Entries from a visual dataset
· · · · · · ·

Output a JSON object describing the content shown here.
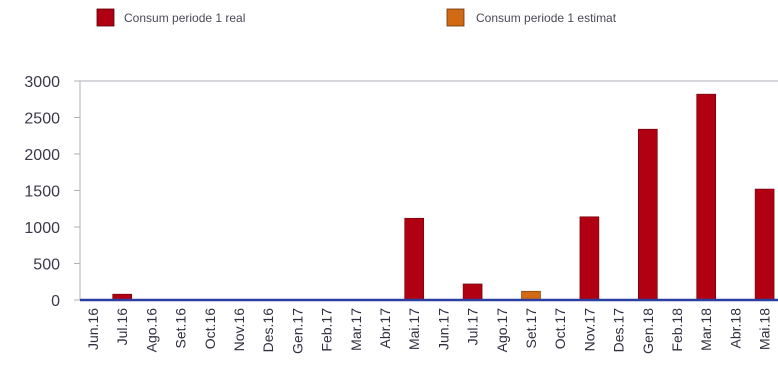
{
  "chart_data": {
    "type": "bar",
    "categories": [
      "Jun.16",
      "Jul.16",
      "Ago.16",
      "Set.16",
      "Oct.16",
      "Nov.16",
      "Des.16",
      "Gen.17",
      "Feb.17",
      "Mar.17",
      "Abr.17",
      "Mai.17",
      "Jun.17",
      "Jul.17",
      "Ago.17",
      "Set.17",
      "Oct.17",
      "Nov.17",
      "Des.17",
      "Gen.18",
      "Feb.18",
      "Mar.18",
      "Abr.18",
      "Mai.18"
    ],
    "series": [
      {
        "name": "Consum periode 1 real",
        "color": "#b00012",
        "values": [
          0,
          80,
          0,
          0,
          0,
          0,
          0,
          0,
          0,
          0,
          0,
          1120,
          0,
          220,
          0,
          0,
          0,
          1140,
          0,
          2340,
          0,
          2820,
          0,
          1520
        ]
      },
      {
        "name": "Consum periode 1 estimat",
        "color": "#d06a14",
        "values": [
          0,
          0,
          0,
          0,
          0,
          0,
          0,
          0,
          0,
          0,
          0,
          0,
          0,
          0,
          0,
          120,
          0,
          0,
          0,
          0,
          0,
          0,
          0,
          0
        ]
      }
    ],
    "yticks": [
      0,
      500,
      1000,
      1500,
      2000,
      2500,
      3000
    ],
    "ylim": [
      0,
      3000
    ],
    "grid": false,
    "legend_position": "top",
    "axis_color": "#b0b0b8",
    "baseline_color": "#2b3fa0"
  }
}
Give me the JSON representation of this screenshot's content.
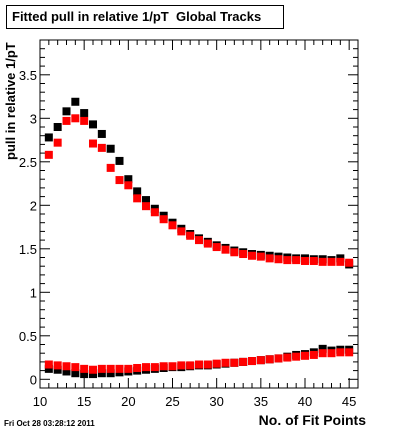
{
  "title": "Fitted pull in relative 1/pT  Global Tracks",
  "timestamp": "Fri Oct 28 03:28:12 2011",
  "chart_data": {
    "type": "scatter",
    "title": "Fitted pull in relative 1/pT  Global Tracks",
    "xlabel": "No. of Fit Points",
    "ylabel": "pull in relative 1/pT",
    "xlim": [
      10,
      46
    ],
    "ylim": [
      -0.1,
      3.9
    ],
    "xticks": [
      "10",
      "15",
      "20",
      "25",
      "30",
      "35",
      "40",
      "45"
    ],
    "yticks": [
      "0",
      "0.5",
      "1",
      "1.5",
      "2",
      "2.5",
      "3",
      "3.5"
    ],
    "grid": false,
    "series": [
      {
        "color": "#000000",
        "x": [
          11,
          12,
          13,
          14,
          15,
          16,
          17,
          18,
          19,
          20,
          21,
          22,
          23,
          24,
          25,
          26,
          27,
          28,
          29,
          30,
          31,
          32,
          33,
          34,
          35,
          36,
          37,
          38,
          39,
          40,
          41,
          42,
          43,
          44,
          45
        ],
        "y": [
          2.78,
          2.9,
          3.08,
          3.19,
          3.06,
          2.93,
          2.82,
          2.65,
          2.51,
          2.3,
          2.16,
          2.06,
          1.96,
          1.88,
          1.8,
          1.73,
          1.67,
          1.62,
          1.58,
          1.54,
          1.51,
          1.48,
          1.46,
          1.44,
          1.43,
          1.42,
          1.41,
          1.4,
          1.39,
          1.39,
          1.38,
          1.38,
          1.37,
          1.39,
          1.32
        ]
      },
      {
        "color": "#ff0000",
        "x": [
          11,
          12,
          13,
          14,
          15,
          16,
          17,
          18,
          19,
          20,
          21,
          22,
          23,
          24,
          25,
          26,
          27,
          28,
          29,
          30,
          31,
          32,
          33,
          34,
          35,
          36,
          37,
          38,
          39,
          40,
          41,
          42,
          43,
          44,
          45
        ],
        "y": [
          2.58,
          2.72,
          2.97,
          3.0,
          2.97,
          2.71,
          2.66,
          2.43,
          2.29,
          2.23,
          2.08,
          1.99,
          1.92,
          1.84,
          1.77,
          1.7,
          1.65,
          1.6,
          1.56,
          1.52,
          1.49,
          1.46,
          1.44,
          1.42,
          1.41,
          1.39,
          1.38,
          1.37,
          1.37,
          1.36,
          1.36,
          1.35,
          1.35,
          1.35,
          1.34
        ]
      },
      {
        "color": "#000000",
        "x": [
          11,
          12,
          13,
          14,
          15,
          16,
          17,
          18,
          19,
          20,
          21,
          22,
          23,
          24,
          25,
          26,
          27,
          28,
          29,
          30,
          31,
          32,
          33,
          34,
          35,
          36,
          37,
          38,
          39,
          40,
          41,
          42,
          43,
          44,
          45
        ],
        "y": [
          0.12,
          0.11,
          0.09,
          0.07,
          0.06,
          0.06,
          0.07,
          0.07,
          0.08,
          0.09,
          0.1,
          0.11,
          0.12,
          0.13,
          0.14,
          0.14,
          0.15,
          0.16,
          0.16,
          0.17,
          0.18,
          0.19,
          0.2,
          0.21,
          0.22,
          0.23,
          0.24,
          0.26,
          0.28,
          0.29,
          0.31,
          0.35,
          0.33,
          0.34,
          0.34
        ]
      },
      {
        "color": "#ff0000",
        "x": [
          11,
          12,
          13,
          14,
          15,
          16,
          17,
          18,
          19,
          20,
          21,
          22,
          23,
          24,
          25,
          26,
          27,
          28,
          29,
          30,
          31,
          32,
          33,
          34,
          35,
          36,
          37,
          38,
          39,
          40,
          41,
          42,
          43,
          44,
          45
        ],
        "y": [
          0.17,
          0.16,
          0.15,
          0.14,
          0.12,
          0.11,
          0.12,
          0.12,
          0.12,
          0.12,
          0.13,
          0.14,
          0.14,
          0.15,
          0.15,
          0.16,
          0.16,
          0.17,
          0.17,
          0.18,
          0.19,
          0.19,
          0.2,
          0.21,
          0.22,
          0.23,
          0.24,
          0.25,
          0.26,
          0.27,
          0.28,
          0.3,
          0.3,
          0.31,
          0.31
        ]
      }
    ]
  }
}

· · · · · · ·

- [Given exercise] Nothing but the pictures may be dropped; output the records above exactly.

- [Exercise output]
Output a JSON object describing the content shown here.
{
  "chart_data": {
    "type": "bar",
    "categories": [
      "Jun.16",
      "Jul.16",
      "Ago.16",
      "Set.16",
      "Oct.16",
      "Nov.16",
      "Des.16",
      "Gen.17",
      "Feb.17",
      "Mar.17",
      "Abr.17",
      "Mai.17",
      "Jun.17",
      "Jul.17",
      "Ago.17",
      "Set.17",
      "Oct.17",
      "Nov.17",
      "Des.17",
      "Gen.18",
      "Feb.18",
      "Mar.18",
      "Abr.18",
      "Mai.18"
    ],
    "series": [
      {
        "name": "Consum periode 1 real",
        "color": "#b00012",
        "values": [
          0,
          80,
          0,
          0,
          0,
          0,
          0,
          0,
          0,
          0,
          0,
          1120,
          0,
          220,
          0,
          0,
          0,
          1140,
          0,
          2340,
          0,
          2820,
          0,
          1520
        ]
      },
      {
        "name": "Consum periode 1 estimat",
        "color": "#d06a14",
        "values": [
          0,
          0,
          0,
          0,
          0,
          0,
          0,
          0,
          0,
          0,
          0,
          0,
          0,
          0,
          0,
          120,
          0,
          0,
          0,
          0,
          0,
          0,
          0,
          0
        ]
      }
    ],
    "yticks": [
      0,
      500,
      1000,
      1500,
      2000,
      2500,
      3000
    ],
    "ylim": [
      0,
      3000
    ],
    "grid": false,
    "legend_position": "top",
    "axis_color": "#b0b0b8",
    "baseline_color": "#2b3fa0"
  }
}
Give me the JSON representation of this screenshot's content.
{
  "title": "Fitted pull in relative 1/pT  Global Tracks",
  "timestamp": "Fri Oct 28 03:28:12 2011",
  "chart_data": {
    "type": "scatter",
    "title": "Fitted pull in relative 1/pT  Global Tracks",
    "xlabel": "No. of Fit Points",
    "ylabel": "pull in relative 1/pT",
    "xlim": [
      10,
      46
    ],
    "ylim": [
      -0.1,
      3.9
    ],
    "xticks": [
      "10",
      "15",
      "20",
      "25",
      "30",
      "35",
      "40",
      "45"
    ],
    "yticks": [
      "0",
      "0.5",
      "1",
      "1.5",
      "2",
      "2.5",
      "3",
      "3.5"
    ],
    "grid": false,
    "series": [
      {
        "color": "#000000",
        "x": [
          11,
          12,
          13,
          14,
          15,
          16,
          17,
          18,
          19,
          20,
          21,
          22,
          23,
          24,
          25,
          26,
          27,
          28,
          29,
          30,
          31,
          32,
          33,
          34,
          35,
          36,
          37,
          38,
          39,
          40,
          41,
          42,
          43,
          44,
          45
        ],
        "y": [
          2.78,
          2.9,
          3.08,
          3.19,
          3.06,
          2.93,
          2.82,
          2.65,
          2.51,
          2.3,
          2.16,
          2.06,
          1.96,
          1.88,
          1.8,
          1.73,
          1.67,
          1.62,
          1.58,
          1.54,
          1.51,
          1.48,
          1.46,
          1.44,
          1.43,
          1.42,
          1.41,
          1.4,
          1.39,
          1.39,
          1.38,
          1.38,
          1.37,
          1.39,
          1.32
        ]
      },
      {
        "color": "#ff0000",
        "x": [
          11,
          12,
          13,
          14,
          15,
          16,
          17,
          18,
          19,
          20,
          21,
          22,
          23,
          24,
          25,
          26,
          27,
          28,
          29,
          30,
          31,
          32,
          33,
          34,
          35,
          36,
          37,
          38,
          39,
          40,
          41,
          42,
          43,
          44,
          45
        ],
        "y": [
          2.58,
          2.72,
          2.97,
          3.0,
          2.97,
          2.71,
          2.66,
          2.43,
          2.29,
          2.23,
          2.08,
          1.99,
          1.92,
          1.84,
          1.77,
          1.7,
          1.65,
          1.6,
          1.56,
          1.52,
          1.49,
          1.46,
          1.44,
          1.42,
          1.41,
          1.39,
          1.38,
          1.37,
          1.37,
          1.36,
          1.36,
          1.35,
          1.35,
          1.35,
          1.34
        ]
      },
      {
        "color": "#000000",
        "x": [
          11,
          12,
          13,
          14,
          15,
          16,
          17,
          18,
          19,
          20,
          21,
          22,
          23,
          24,
          25,
          26,
          27,
          28,
          29,
          30,
          31,
          32,
          33,
          34,
          35,
          36,
          37,
          38,
          39,
          40,
          41,
          42,
          43,
          44,
          45
        ],
        "y": [
          0.12,
          0.11,
          0.09,
          0.07,
          0.06,
          0.06,
          0.07,
          0.07,
          0.08,
          0.09,
          0.1,
          0.11,
          0.12,
          0.13,
          0.14,
          0.14,
          0.15,
          0.16,
          0.16,
          0.17,
          0.18,
          0.19,
          0.2,
          0.21,
          0.22,
          0.23,
          0.24,
          0.26,
          0.28,
          0.29,
          0.31,
          0.35,
          0.33,
          0.34,
          0.34
        ]
      },
      {
        "color": "#ff0000",
        "x": [
          11,
          12,
          13,
          14,
          15,
          16,
          17,
          18,
          19,
          20,
          21,
          22,
          23,
          24,
          25,
          26,
          27,
          28,
          29,
          30,
          31,
          32,
          33,
          34,
          35,
          36,
          37,
          38,
          39,
          40,
          41,
          42,
          43,
          44,
          45
        ],
        "y": [
          0.17,
          0.16,
          0.15,
          0.14,
          0.12,
          0.11,
          0.12,
          0.12,
          0.12,
          0.12,
          0.13,
          0.14,
          0.14,
          0.15,
          0.15,
          0.16,
          0.16,
          0.17,
          0.17,
          0.18,
          0.19,
          0.19,
          0.2,
          0.21,
          0.22,
          0.23,
          0.24,
          0.25,
          0.26,
          0.27,
          0.28,
          0.3,
          0.3,
          0.31,
          0.31
        ]
      }
    ]
  }
}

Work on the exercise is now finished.